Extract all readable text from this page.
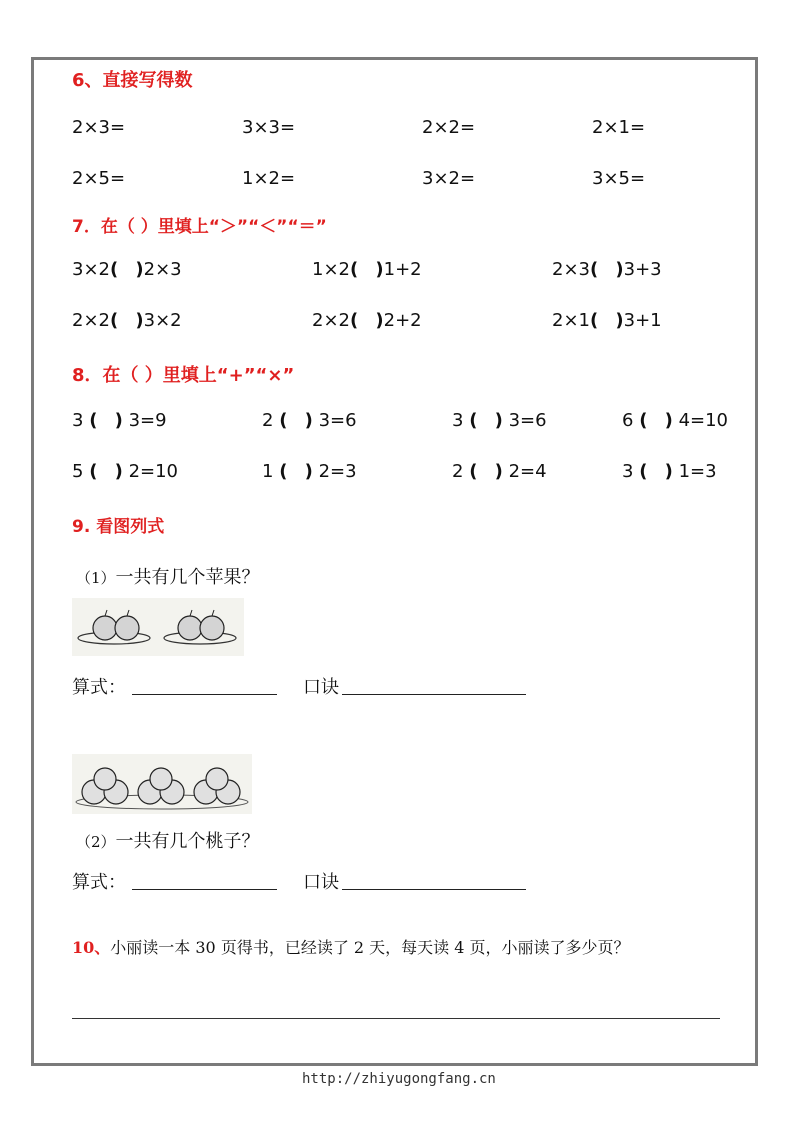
6、直接写得数
2×3=	3×3=	2×2=	2×1=
2×5=	1×2=	3×2=	3×5=
7．在（ ）里填上“＞”“＜”“＝”
3×2( )2×3	1×2( )1+2	2×3( )3+3
2×2( )3×2	2×2( )2+2	2×1( )3+1
8．在（ ）里填上“+”“×”
3 ( ) 3=9	2 ( ) 3=6	3 ( ) 3=6	6 ( ) 4=10
5 ( ) 2=10	1 ( ) 2=3	2 ( ) 2=4	3 ( ) 1=3
9. 看图列式
（1）一共有几个苹果？
算式：	口诀
（2）一共有几个桃子？
算式：	口诀
10、小丽读一本 30 页得书，已经读了 2 天，每天读 4 页，小丽读了多少页？
http://zhiyugongfang.cn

+ + +

== Exercise ==
Output all of the entries verbatim, leaving out any images.

== Task answer ==
Extract all readable text from this page.
6、直接写得数
2×3=	3×3=	2×2=	2×1=
2×5=	1×2=	3×2=	3×5=
7．在（ ）里填上“＞”“＜”“＝”
3×2( )2×3	1×2( )1+2	2×3( )3+3
2×2( )3×2	2×2( )2+2	2×1( )3+1
8．在（ ）里填上“+”“×”
3 ( ) 3=9	2 ( ) 3=6	3 ( ) 3=6	6 ( ) 4=10
5 ( ) 2=10	1 ( ) 2=3	2 ( ) 2=4	3 ( ) 1=3
9. 看图列式
（1）一共有几个苹果？
算式：	口诀
（2）一共有几个桃子？
算式：	口诀
10、小丽读一本 30 页得书，已经读了 2 天，每天读 4 页，小丽读了多少页？
http://zhiyugongfang.cn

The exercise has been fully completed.